We've removed temporarily restraint and put the real one in.  TMSX is floating but cannot crash into ETMX.

We left two big wipes on the ISC table to protect the mirrors, which is probably like 0.2 lbs or something total. If this is a problem for you, please feel free to remove them, but take care not to touch or bump any of the mirrors/lenses/detectors on the table.

There are some minor things that should not affect the task of other people, but these should be fixed later before we pump the volume down:

1. We need one class A 3/8 nut (either aluminum or Nickel Copper alloy) and two washers for a bolt that is necessary when pulling the TMS back away from ETM. We have the bolt but that is not in place for now due to this.
2. We need two class A pear shaped link parts. For now we're using class B parts, but they should be replaced with class A parts. We'll ask C/B to get two from Thomas and class A them.
3. Tuned mass damper pins are still in place.

We brought the transport restraint and some in-vac parts that I thought are ours back to the EX lab. I and Pablo didn't label these, they are just layed out on the work table there. For later labeling purpose for our own sake, these are:

1. Transport restraint turnbuckles and chains. Chains are inside one of stainless steel tubs.

[Stated task]:
Reproduce verbatim the passage of the TMS installation log between "We left two" and "still in place.", inclusive.

[Given data]:

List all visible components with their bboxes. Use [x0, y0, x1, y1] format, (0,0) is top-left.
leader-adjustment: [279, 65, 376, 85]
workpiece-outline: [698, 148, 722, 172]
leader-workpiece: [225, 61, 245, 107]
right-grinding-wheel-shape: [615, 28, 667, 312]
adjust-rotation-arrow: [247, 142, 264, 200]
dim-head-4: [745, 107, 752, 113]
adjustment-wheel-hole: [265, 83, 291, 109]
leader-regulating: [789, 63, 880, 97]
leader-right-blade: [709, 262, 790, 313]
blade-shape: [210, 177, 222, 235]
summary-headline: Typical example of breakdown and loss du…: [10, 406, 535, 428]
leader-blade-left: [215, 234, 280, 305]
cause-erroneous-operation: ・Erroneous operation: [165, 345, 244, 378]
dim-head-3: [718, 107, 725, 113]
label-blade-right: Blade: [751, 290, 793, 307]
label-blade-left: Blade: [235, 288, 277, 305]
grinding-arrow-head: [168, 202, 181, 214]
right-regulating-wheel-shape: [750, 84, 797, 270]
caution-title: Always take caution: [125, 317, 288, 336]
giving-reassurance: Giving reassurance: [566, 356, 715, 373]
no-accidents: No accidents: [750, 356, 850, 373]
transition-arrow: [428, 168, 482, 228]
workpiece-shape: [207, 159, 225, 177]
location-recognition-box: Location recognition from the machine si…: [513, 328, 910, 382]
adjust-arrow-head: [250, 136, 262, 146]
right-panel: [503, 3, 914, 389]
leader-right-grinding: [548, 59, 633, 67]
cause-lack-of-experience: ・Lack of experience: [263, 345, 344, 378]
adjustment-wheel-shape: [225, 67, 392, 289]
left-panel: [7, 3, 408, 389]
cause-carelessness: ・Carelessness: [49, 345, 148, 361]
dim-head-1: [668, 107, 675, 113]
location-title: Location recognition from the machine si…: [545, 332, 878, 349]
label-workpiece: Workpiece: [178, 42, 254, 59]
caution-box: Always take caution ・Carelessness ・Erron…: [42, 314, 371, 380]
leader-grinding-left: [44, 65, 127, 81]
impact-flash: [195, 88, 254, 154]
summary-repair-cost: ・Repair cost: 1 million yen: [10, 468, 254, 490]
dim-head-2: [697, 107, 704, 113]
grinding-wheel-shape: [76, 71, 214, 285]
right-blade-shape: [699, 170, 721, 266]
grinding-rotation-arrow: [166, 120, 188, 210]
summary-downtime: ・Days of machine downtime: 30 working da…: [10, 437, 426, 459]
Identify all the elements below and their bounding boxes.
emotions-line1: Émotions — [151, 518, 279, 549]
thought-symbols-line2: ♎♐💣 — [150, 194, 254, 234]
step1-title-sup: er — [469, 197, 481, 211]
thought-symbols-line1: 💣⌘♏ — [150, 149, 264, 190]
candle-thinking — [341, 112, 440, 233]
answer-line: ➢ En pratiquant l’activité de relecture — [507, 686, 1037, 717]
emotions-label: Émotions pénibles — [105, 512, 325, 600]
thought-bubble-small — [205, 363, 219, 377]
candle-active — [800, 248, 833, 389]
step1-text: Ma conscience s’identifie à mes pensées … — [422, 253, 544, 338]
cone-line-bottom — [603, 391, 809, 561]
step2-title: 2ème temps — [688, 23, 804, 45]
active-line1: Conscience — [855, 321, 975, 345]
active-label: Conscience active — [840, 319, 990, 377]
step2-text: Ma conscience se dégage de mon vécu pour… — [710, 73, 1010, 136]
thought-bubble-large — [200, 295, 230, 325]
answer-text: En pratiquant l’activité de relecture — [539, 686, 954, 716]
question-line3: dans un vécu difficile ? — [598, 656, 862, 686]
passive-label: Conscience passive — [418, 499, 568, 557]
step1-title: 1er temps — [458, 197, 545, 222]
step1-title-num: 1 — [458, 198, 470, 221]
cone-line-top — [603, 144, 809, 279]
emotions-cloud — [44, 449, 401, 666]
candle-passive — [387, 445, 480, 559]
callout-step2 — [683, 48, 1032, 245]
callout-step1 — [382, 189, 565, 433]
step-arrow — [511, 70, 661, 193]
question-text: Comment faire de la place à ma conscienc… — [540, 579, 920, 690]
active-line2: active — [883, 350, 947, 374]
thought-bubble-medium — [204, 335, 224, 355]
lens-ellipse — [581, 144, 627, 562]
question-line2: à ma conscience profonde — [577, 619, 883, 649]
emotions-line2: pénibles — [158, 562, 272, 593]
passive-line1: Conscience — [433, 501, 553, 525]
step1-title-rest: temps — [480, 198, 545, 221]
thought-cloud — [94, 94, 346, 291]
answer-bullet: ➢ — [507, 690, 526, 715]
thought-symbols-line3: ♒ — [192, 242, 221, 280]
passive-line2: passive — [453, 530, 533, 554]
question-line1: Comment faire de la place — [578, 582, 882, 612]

[Finished task]:
We left two big wipes on the ISC table to protect the mirrors, which is probably like 0.2 lbs or something total. If this is a problem for you, please feel free to remove them, but take care not to touch or bump any of the mirrors/lenses/detectors on the table.

There are some minor things that should not affect the task of other people, but these should be fixed later before we pump the volume down:

1. We need one class A 3/8 nut (either aluminum or Nickel Copper alloy) and two washers for a bolt that is necessary when pulling the TMS back away from ETM. We have the bolt but that is not in place for now due to this.
2. We need two class A pear shaped link parts. For now we're using class B parts, but they should be replaced with class A parts. We'll ask C/B to get two from Thomas and class A them.
3. Tuned mass damper pins are still in place.